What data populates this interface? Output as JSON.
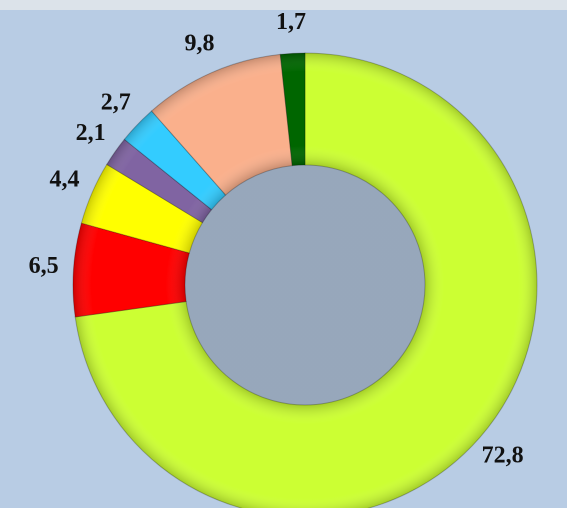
{
  "chart_data": {
    "type": "donut",
    "values": [
      72.8,
      6.5,
      4.4,
      2.1,
      2.7,
      9.8,
      1.7
    ],
    "value_labels": [
      "72,8",
      "6,5",
      "4,4",
      "2,1",
      "2,7",
      "9,8",
      "1,7"
    ],
    "colors": [
      "#ccff33",
      "#ff0000",
      "#ffff00",
      "#8064a2",
      "#33ccff",
      "#fab08c",
      "#006600"
    ]
  }
}
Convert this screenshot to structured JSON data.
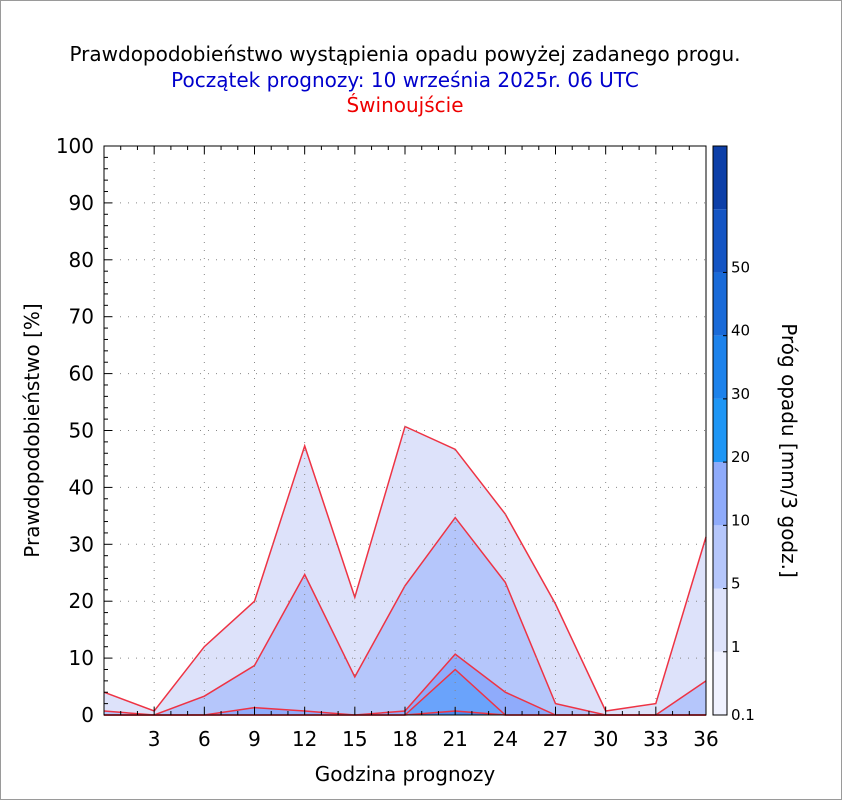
{
  "titles": {
    "main": "Prawdopodobieństwo wystąpienia opadu powyżej zadanego progu.",
    "forecast_start": "Początek prognozy: 10 września 2025r. 06 UTC",
    "location": "Świnoujście"
  },
  "colors": {
    "title_main": "#000000",
    "title_start": "#0000cc",
    "title_location": "#ee0000",
    "series_line": "#ee3344"
  },
  "chart_data": {
    "type": "area",
    "xlabel": "Godzina prognozy",
    "ylabel": "Prawdopodobieństwo [%]",
    "x": [
      0,
      3,
      6,
      9,
      12,
      15,
      18,
      21,
      24,
      27,
      30,
      33,
      36
    ],
    "xticks": [
      3,
      6,
      9,
      12,
      15,
      18,
      21,
      24,
      27,
      30,
      33,
      36
    ],
    "xlim": [
      0,
      36
    ],
    "yticks": [
      0,
      10,
      20,
      30,
      40,
      50,
      60,
      70,
      80,
      90,
      100
    ],
    "ylim": [
      0,
      100
    ],
    "grid": true,
    "series": [
      {
        "name": "0.1",
        "color": "#dde2fa",
        "values": [
          4,
          0.7,
          12,
          20,
          47.3,
          20.7,
          50.7,
          46.7,
          35.3,
          19.5,
          0.7,
          2,
          31.3
        ]
      },
      {
        "name": "1",
        "color": "#b5c6fb",
        "values": [
          0.7,
          0,
          3.3,
          8.7,
          24.7,
          6.7,
          22.7,
          34.7,
          23.3,
          2,
          0,
          0,
          6
        ]
      },
      {
        "name": "5",
        "color": "#8fabfb",
        "values": [
          0,
          0,
          0,
          1.3,
          0.7,
          0,
          0.7,
          10.7,
          4,
          0,
          0,
          0,
          0
        ]
      },
      {
        "name": "10",
        "color": "#6aa3fb",
        "values": [
          0,
          0,
          0,
          0,
          0,
          0,
          0,
          8,
          0,
          0,
          0,
          0,
          0
        ]
      },
      {
        "name": "20",
        "color": "#4a8af0",
        "values": [
          0,
          0,
          0,
          0,
          0,
          0,
          0,
          0.7,
          0,
          0,
          0,
          0,
          0
        ]
      }
    ],
    "colorbar": {
      "title": "Próg opadu [mm/3 godz.]",
      "labels": [
        "0.1",
        "1",
        "5",
        "10",
        "20",
        "30",
        "40",
        "50"
      ],
      "bands": [
        "#f0f2ff",
        "#dde2fa",
        "#b5c6fb",
        "#8fabfb",
        "#1e96f5",
        "#1d82eb",
        "#196ad8",
        "#1455c4",
        "#0d3fa8"
      ]
    }
  }
}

——

◆ What you need to do:
Without the pictures, print the whole listing exactly as given.

◆ Response to this task:
What data populates this interface? Output as JSON.
{
  "chart_data": {
    "type": "donut",
    "values": [
      72.8,
      6.5,
      4.4,
      2.1,
      2.7,
      9.8,
      1.7
    ],
    "value_labels": [
      "72,8",
      "6,5",
      "4,4",
      "2,1",
      "2,7",
      "9,8",
      "1,7"
    ],
    "colors": [
      "#ccff33",
      "#ff0000",
      "#ffff00",
      "#8064a2",
      "#33ccff",
      "#fab08c",
      "#006600"
    ]
  }
}
Convert this screenshot to structured JSON data.
{
  "titles": {
    "main": "Prawdopodobieństwo wystąpienia opadu powyżej zadanego progu.",
    "forecast_start": "Początek prognozy: 10 września 2025r. 06 UTC",
    "location": "Świnoujście"
  },
  "colors": {
    "title_main": "#000000",
    "title_start": "#0000cc",
    "title_location": "#ee0000",
    "series_line": "#ee3344"
  },
  "chart_data": {
    "type": "area",
    "xlabel": "Godzina prognozy",
    "ylabel": "Prawdopodobieństwo [%]",
    "x": [
      0,
      3,
      6,
      9,
      12,
      15,
      18,
      21,
      24,
      27,
      30,
      33,
      36
    ],
    "xticks": [
      3,
      6,
      9,
      12,
      15,
      18,
      21,
      24,
      27,
      30,
      33,
      36
    ],
    "xlim": [
      0,
      36
    ],
    "yticks": [
      0,
      10,
      20,
      30,
      40,
      50,
      60,
      70,
      80,
      90,
      100
    ],
    "ylim": [
      0,
      100
    ],
    "grid": true,
    "series": [
      {
        "name": "0.1",
        "color": "#dde2fa",
        "values": [
          4,
          0.7,
          12,
          20,
          47.3,
          20.7,
          50.7,
          46.7,
          35.3,
          19.5,
          0.7,
          2,
          31.3
        ]
      },
      {
        "name": "1",
        "color": "#b5c6fb",
        "values": [
          0.7,
          0,
          3.3,
          8.7,
          24.7,
          6.7,
          22.7,
          34.7,
          23.3,
          2,
          0,
          0,
          6
        ]
      },
      {
        "name": "5",
        "color": "#8fabfb",
        "values": [
          0,
          0,
          0,
          1.3,
          0.7,
          0,
          0.7,
          10.7,
          4,
          0,
          0,
          0,
          0
        ]
      },
      {
        "name": "10",
        "color": "#6aa3fb",
        "values": [
          0,
          0,
          0,
          0,
          0,
          0,
          0,
          8,
          0,
          0,
          0,
          0,
          0
        ]
      },
      {
        "name": "20",
        "color": "#4a8af0",
        "values": [
          0,
          0,
          0,
          0,
          0,
          0,
          0,
          0.7,
          0,
          0,
          0,
          0,
          0
        ]
      }
    ],
    "colorbar": {
      "title": "Próg opadu [mm/3 godz.]",
      "labels": [
        "0.1",
        "1",
        "5",
        "10",
        "20",
        "30",
        "40",
        "50"
      ],
      "bands": [
        "#f0f2ff",
        "#dde2fa",
        "#b5c6fb",
        "#8fabfb",
        "#1e96f5",
        "#1d82eb",
        "#196ad8",
        "#1455c4",
        "#0d3fa8"
      ]
    }
  }
}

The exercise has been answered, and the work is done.